──────── Data shown

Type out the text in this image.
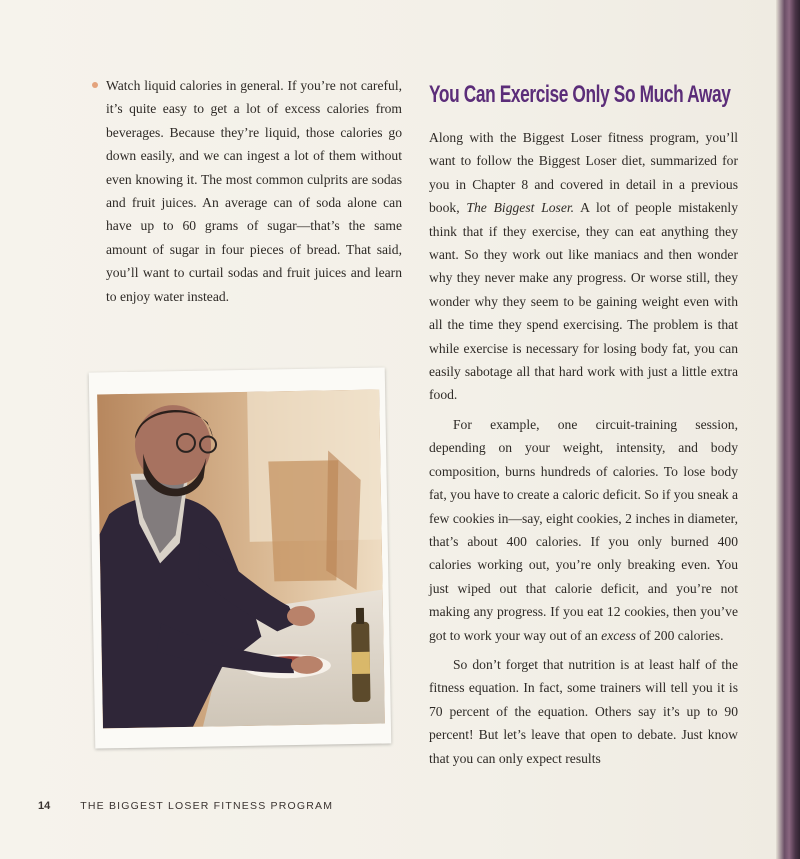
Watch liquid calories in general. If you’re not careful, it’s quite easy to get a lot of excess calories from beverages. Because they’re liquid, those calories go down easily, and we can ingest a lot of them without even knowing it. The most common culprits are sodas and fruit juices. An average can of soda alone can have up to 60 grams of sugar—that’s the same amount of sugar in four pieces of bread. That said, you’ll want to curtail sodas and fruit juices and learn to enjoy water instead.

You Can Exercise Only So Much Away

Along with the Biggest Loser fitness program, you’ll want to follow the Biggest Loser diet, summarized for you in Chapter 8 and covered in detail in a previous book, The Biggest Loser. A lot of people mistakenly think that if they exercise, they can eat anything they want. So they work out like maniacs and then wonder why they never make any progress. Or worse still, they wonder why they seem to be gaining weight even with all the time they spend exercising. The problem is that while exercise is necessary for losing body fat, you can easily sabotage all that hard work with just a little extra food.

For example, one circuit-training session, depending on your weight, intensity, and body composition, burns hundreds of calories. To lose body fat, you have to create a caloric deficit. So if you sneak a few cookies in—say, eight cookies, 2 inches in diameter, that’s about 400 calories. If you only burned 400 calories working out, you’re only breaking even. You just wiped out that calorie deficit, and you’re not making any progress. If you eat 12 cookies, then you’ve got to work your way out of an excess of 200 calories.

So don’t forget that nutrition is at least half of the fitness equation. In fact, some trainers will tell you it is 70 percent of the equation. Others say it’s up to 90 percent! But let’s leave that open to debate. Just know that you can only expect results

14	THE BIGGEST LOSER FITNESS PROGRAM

────────────────
──────── Data shown

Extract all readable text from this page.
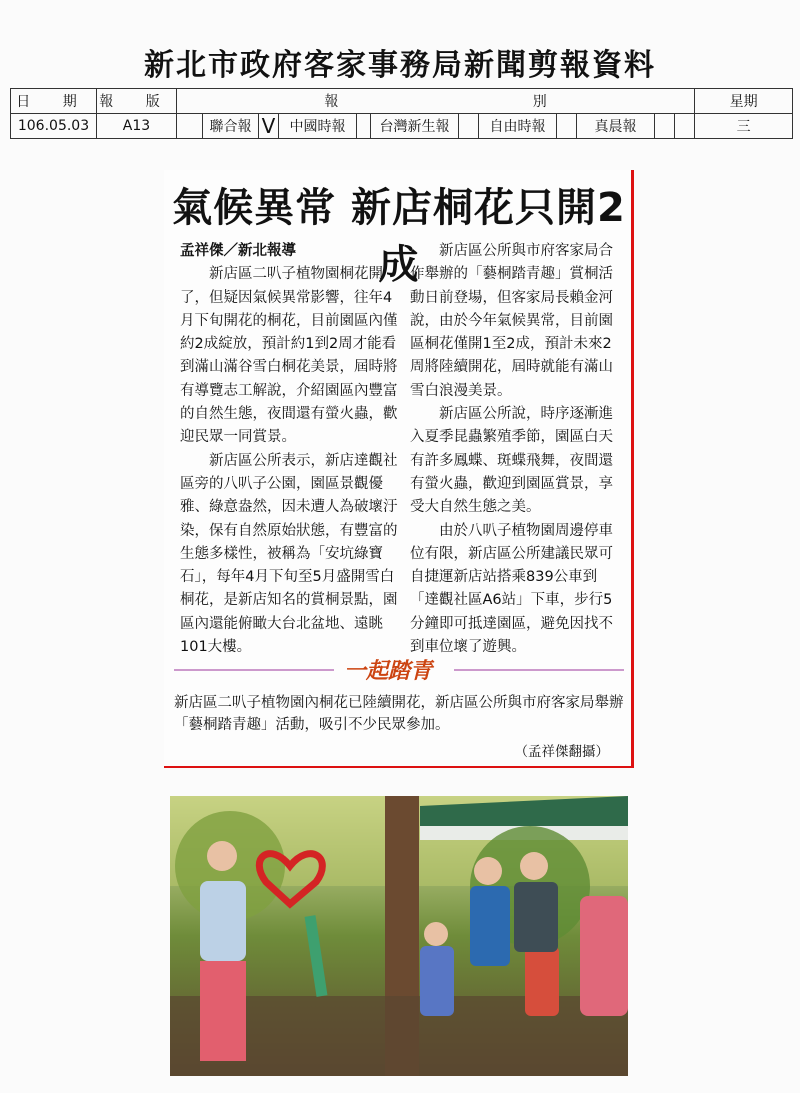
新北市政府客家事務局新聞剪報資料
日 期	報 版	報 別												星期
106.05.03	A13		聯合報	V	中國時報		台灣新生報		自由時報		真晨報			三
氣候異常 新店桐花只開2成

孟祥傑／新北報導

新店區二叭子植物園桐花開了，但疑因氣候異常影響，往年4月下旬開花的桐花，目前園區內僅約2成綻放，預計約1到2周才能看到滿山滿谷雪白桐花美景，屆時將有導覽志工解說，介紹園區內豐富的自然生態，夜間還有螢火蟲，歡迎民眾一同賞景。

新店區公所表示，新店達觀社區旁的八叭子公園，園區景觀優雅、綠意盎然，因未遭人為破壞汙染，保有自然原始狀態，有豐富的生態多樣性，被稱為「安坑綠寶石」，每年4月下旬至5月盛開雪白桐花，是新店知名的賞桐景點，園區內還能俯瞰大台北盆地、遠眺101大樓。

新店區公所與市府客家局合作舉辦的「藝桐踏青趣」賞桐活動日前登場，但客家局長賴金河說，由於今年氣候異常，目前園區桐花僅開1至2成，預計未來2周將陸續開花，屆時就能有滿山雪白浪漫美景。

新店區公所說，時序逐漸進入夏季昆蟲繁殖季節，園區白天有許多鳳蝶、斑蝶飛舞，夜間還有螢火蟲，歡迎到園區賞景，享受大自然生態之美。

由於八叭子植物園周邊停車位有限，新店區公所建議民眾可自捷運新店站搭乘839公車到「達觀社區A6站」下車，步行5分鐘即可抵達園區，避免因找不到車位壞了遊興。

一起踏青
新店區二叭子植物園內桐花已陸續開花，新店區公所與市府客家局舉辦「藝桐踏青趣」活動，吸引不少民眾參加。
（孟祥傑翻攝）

────────────────

• _What needs to be done_: Which lines above contain the word "from"? Copy each of them.

• _Result for this task_:
Watch liquid calories in general. If you’re not careful, it’s quite easy to get a lot of excess calories from beverages. Because they’re liquid, those calories go down easily, and we can ingest a lot of them without even knowing it. The most common culprits are sodas and fruit juices. An average can of soda alone can have up to 60 grams of sugar—that’s the same amount of sugar in four pieces of bread. That said, you’ll want to curtail sodas and fruit juices and learn to enjoy water instead.
Extract all readable text from this page.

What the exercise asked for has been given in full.